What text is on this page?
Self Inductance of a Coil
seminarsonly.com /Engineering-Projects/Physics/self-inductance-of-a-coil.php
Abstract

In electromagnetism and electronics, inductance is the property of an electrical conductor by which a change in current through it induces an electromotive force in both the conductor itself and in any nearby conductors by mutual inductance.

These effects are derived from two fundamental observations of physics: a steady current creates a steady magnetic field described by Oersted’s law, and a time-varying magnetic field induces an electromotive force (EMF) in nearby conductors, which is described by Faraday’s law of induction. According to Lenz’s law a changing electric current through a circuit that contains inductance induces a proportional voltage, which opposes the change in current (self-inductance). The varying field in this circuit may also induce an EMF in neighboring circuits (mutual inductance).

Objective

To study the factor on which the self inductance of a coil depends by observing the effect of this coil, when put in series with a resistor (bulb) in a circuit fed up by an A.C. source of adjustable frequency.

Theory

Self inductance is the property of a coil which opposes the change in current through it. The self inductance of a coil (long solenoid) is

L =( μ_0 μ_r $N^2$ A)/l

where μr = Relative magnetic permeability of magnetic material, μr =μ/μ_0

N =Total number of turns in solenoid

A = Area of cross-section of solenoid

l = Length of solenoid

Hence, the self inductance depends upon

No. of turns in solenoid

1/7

* * *

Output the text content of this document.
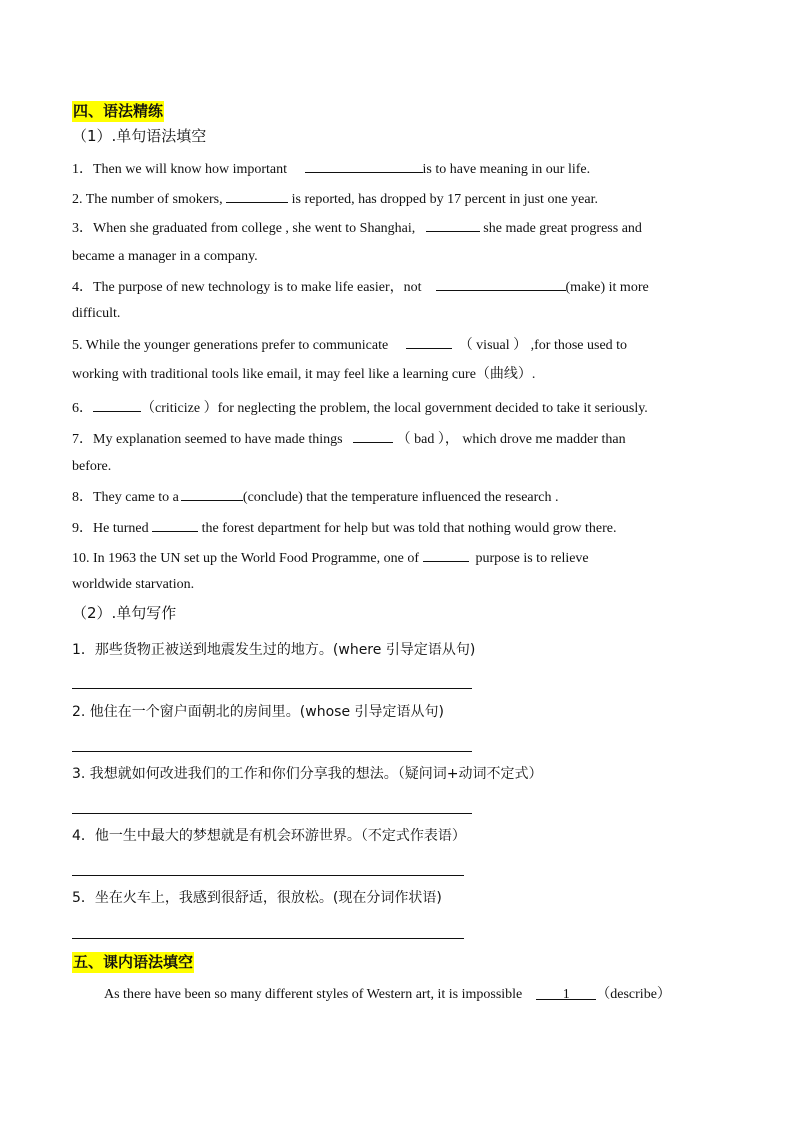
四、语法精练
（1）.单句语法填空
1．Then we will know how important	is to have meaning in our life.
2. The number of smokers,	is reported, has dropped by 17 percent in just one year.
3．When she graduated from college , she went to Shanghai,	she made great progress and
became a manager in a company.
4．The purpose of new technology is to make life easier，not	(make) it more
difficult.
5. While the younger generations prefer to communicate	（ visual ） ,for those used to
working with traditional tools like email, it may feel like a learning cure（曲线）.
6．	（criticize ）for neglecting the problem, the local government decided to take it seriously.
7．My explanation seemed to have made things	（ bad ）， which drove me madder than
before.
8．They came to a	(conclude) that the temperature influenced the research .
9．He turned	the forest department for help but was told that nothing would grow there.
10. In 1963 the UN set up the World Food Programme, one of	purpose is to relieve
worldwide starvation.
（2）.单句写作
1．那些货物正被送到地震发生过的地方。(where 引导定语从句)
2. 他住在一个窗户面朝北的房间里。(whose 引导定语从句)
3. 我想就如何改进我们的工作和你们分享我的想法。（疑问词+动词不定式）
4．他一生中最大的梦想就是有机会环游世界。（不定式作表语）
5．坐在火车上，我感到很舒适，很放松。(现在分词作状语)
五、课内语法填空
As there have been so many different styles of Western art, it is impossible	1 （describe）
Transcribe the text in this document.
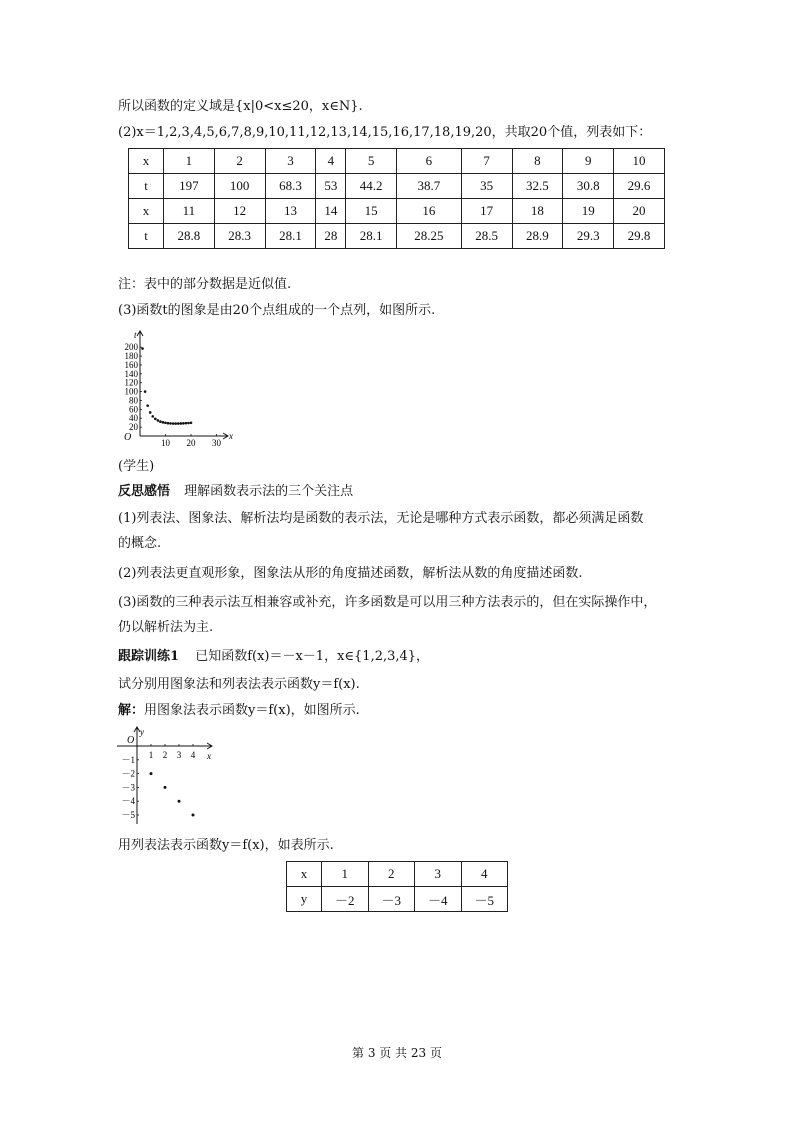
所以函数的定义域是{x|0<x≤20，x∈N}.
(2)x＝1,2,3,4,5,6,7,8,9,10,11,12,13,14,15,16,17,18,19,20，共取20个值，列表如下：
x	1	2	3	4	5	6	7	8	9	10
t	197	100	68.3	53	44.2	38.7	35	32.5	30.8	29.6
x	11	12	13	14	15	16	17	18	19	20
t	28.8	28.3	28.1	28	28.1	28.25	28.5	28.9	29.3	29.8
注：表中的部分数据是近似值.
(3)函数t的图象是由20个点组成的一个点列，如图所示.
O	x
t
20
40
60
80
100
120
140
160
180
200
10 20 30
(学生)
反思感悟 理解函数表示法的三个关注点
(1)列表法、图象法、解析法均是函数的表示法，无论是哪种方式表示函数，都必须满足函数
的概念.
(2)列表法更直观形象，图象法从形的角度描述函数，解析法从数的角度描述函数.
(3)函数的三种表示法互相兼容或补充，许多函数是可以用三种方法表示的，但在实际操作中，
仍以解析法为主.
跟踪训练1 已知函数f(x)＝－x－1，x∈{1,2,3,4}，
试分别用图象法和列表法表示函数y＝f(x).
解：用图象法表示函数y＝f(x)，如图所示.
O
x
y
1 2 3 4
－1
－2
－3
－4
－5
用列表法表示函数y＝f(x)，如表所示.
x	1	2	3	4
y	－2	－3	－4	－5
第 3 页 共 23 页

--

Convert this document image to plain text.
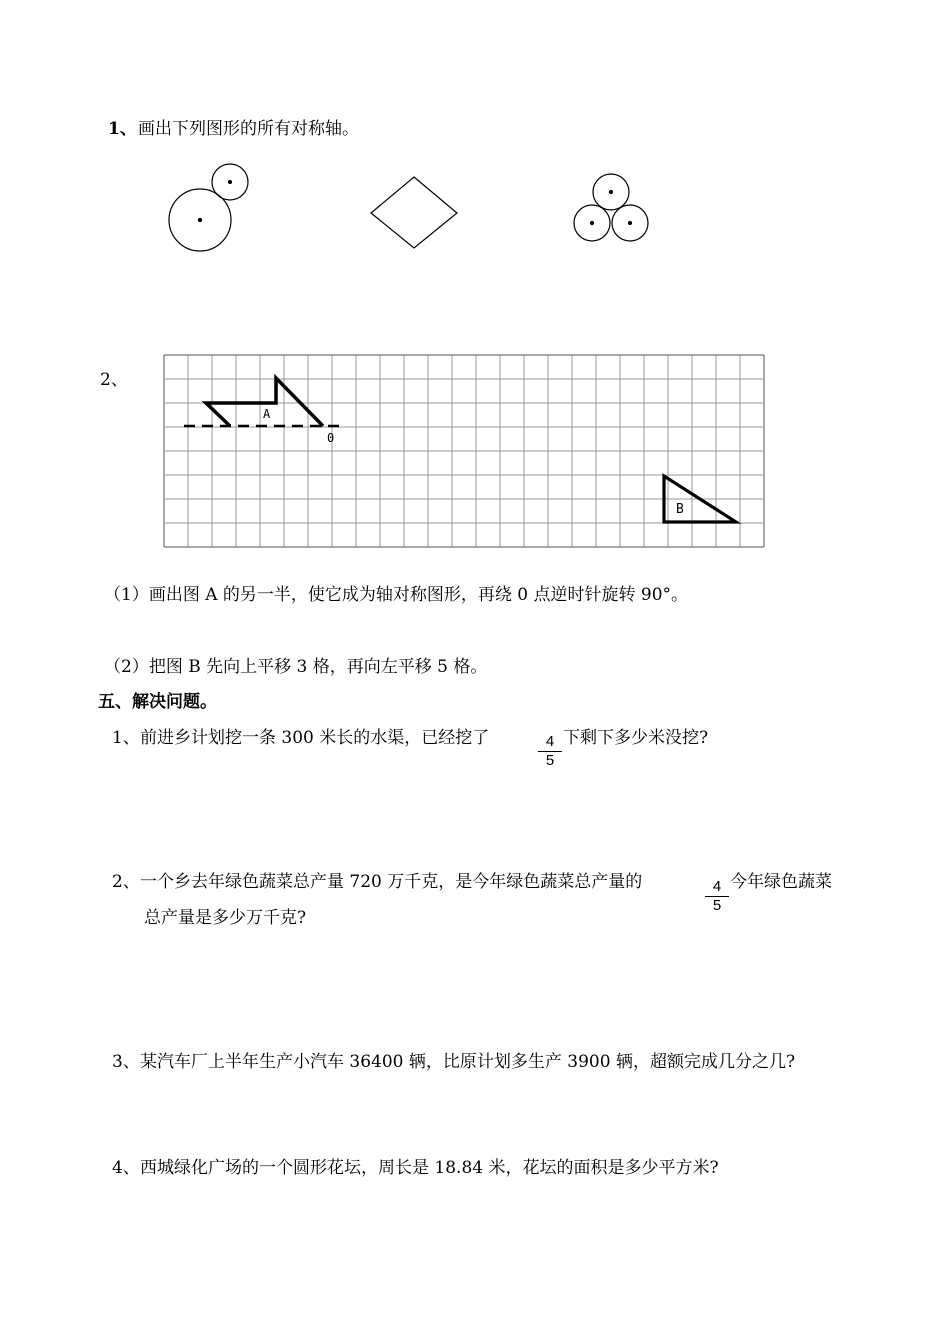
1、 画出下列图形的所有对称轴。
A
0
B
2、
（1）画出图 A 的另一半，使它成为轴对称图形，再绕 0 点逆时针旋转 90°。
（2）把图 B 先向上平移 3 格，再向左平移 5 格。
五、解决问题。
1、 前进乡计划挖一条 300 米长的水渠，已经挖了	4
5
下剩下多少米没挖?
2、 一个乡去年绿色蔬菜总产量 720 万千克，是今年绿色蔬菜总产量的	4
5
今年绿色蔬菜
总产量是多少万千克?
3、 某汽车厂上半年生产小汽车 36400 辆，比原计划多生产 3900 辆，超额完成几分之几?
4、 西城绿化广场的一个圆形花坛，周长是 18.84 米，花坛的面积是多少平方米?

Task brief: Return every line containing "where".

Output below:
where μr = Relative magnetic permeability of magnetic material, μr =μ/μ_0
1．那些货物正被送到地震发生过的地方。(where 引导定语从句)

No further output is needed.